Exercise >>
Word for word, give the material below again, minus any images.

Data for processing >>
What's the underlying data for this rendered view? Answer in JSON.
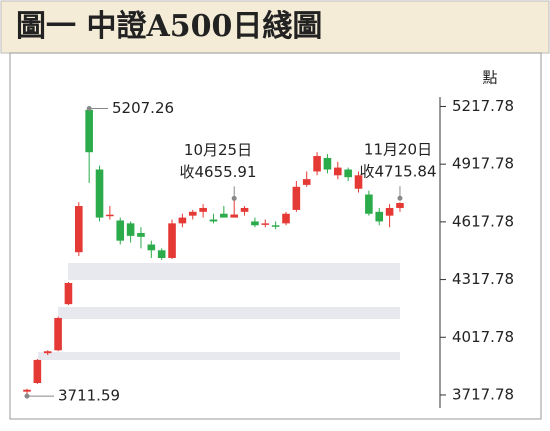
{
  "chart_data": {
    "type": "candlestick",
    "title": "圖一 中證A500日綫圖",
    "y_label": "點",
    "up_color": "#e53935",
    "down_color": "#2bab4a",
    "series": [
      {
        "open": [
          3735,
          3780,
          3935,
          3950,
          4190,
          4460,
          5200,
          4890,
          4650,
          4625,
          4610,
          4560,
          4500,
          4470,
          4430,
          4610,
          4650,
          4670,
          4630,
          4660,
          4640,
          4670,
          4620,
          4605,
          4600,
          4610,
          4680,
          4810,
          4880,
          4950,
          4860,
          4890,
          4790,
          4760,
          4670,
          4650,
          4690
        ],
        "close": [
          3745,
          3900,
          3945,
          4118,
          4300,
          4700,
          4980,
          4640,
          4655,
          4520,
          4545,
          4540,
          4470,
          4430,
          4610,
          4640,
          4670,
          4690,
          4620,
          4640,
          4655.91,
          4690,
          4600,
          4610,
          4595,
          4660,
          4800,
          4840,
          4960,
          4890,
          4900,
          4850,
          4860,
          4660,
          4620,
          4690,
          4715.84
        ],
        "high": [
          3750,
          3905,
          3950,
          4125,
          4305,
          4720,
          5207.26,
          4910,
          4700,
          4640,
          4620,
          4590,
          4520,
          4480,
          4630,
          4660,
          4680,
          4710,
          4660,
          4700,
          4740,
          4700,
          4640,
          4630,
          4620,
          4670,
          4830,
          4880,
          4980,
          4970,
          4930,
          4900,
          4880,
          4780,
          4690,
          4710,
          4720
        ],
        "low": [
          3711.59,
          3775,
          3925,
          3945,
          4185,
          4440,
          4820,
          4620,
          4630,
          4500,
          4510,
          4480,
          4430,
          4420,
          4425,
          4590,
          4630,
          4640,
          4610,
          4640,
          4640,
          4650,
          4590,
          4590,
          4580,
          4600,
          4670,
          4800,
          4860,
          4870,
          4840,
          4830,
          4770,
          4650,
          4600,
          4590,
          4670
        ]
      }
    ],
    "ylim": [
      3650,
      5267
    ],
    "yticks": [
      3717.78,
      4017.78,
      4317.78,
      4617.78,
      4917.78,
      5217.78
    ],
    "annotations": [
      {
        "text": [
          "5207.26"
        ]
      },
      {
        "text": [
          "10月25日",
          "收4655.91"
        ]
      },
      {
        "text": [
          "11月20日",
          "收4715.84"
        ]
      },
      {
        "text": [
          "3711.59"
        ]
      }
    ]
  }
}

Result >>
What's the underlying data for this rendered view? Answer in JSON.
{
  "chart_data": {
    "type": "candlestick",
    "title": "圖一 中證A500日綫圖",
    "y_label": "點",
    "up_color": "#e53935",
    "down_color": "#2bab4a",
    "series": [
      {
        "open": [
          3735,
          3780,
          3935,
          3950,
          4190,
          4460,
          5200,
          4890,
          4650,
          4625,
          4610,
          4560,
          4500,
          4470,
          4430,
          4610,
          4650,
          4670,
          4630,
          4660,
          4640,
          4670,
          4620,
          4605,
          4600,
          4610,
          4680,
          4810,
          4880,
          4950,
          4860,
          4890,
          4790,
          4760,
          4670,
          4650,
          4690
        ],
        "close": [
          3745,
          3900,
          3945,
          4118,
          4300,
          4700,
          4980,
          4640,
          4655,
          4520,
          4545,
          4540,
          4470,
          4430,
          4610,
          4640,
          4670,
          4690,
          4620,
          4640,
          4655.91,
          4690,
          4600,
          4610,
          4595,
          4660,
          4800,
          4840,
          4960,
          4890,
          4900,
          4850,
          4860,
          4660,
          4620,
          4690,
          4715.84
        ],
        "high": [
          3750,
          3905,
          3950,
          4125,
          4305,
          4720,
          5207.26,
          4910,
          4700,
          4640,
          4620,
          4590,
          4520,
          4480,
          4630,
          4660,
          4680,
          4710,
          4660,
          4700,
          4740,
          4700,
          4640,
          4630,
          4620,
          4670,
          4830,
          4880,
          4980,
          4970,
          4930,
          4900,
          4880,
          4780,
          4690,
          4710,
          4720
        ],
        "low": [
          3711.59,
          3775,
          3925,
          3945,
          4185,
          4440,
          4820,
          4620,
          4630,
          4500,
          4510,
          4480,
          4430,
          4420,
          4425,
          4590,
          4630,
          4640,
          4610,
          4640,
          4640,
          4650,
          4590,
          4590,
          4580,
          4600,
          4670,
          4800,
          4860,
          4870,
          4840,
          4830,
          4770,
          4650,
          4600,
          4590,
          4670
        ]
      }
    ],
    "ylim": [
      3650,
      5267
    ],
    "yticks": [
      3717.78,
      4017.78,
      4317.78,
      4617.78,
      4917.78,
      5217.78
    ],
    "annotations": [
      {
        "text": [
          "5207.26"
        ]
      },
      {
        "text": [
          "10月25日",
          "收4655.91"
        ]
      },
      {
        "text": [
          "11月20日",
          "收4715.84"
        ]
      },
      {
        "text": [
          "3711.59"
        ]
      }
    ]
  }
}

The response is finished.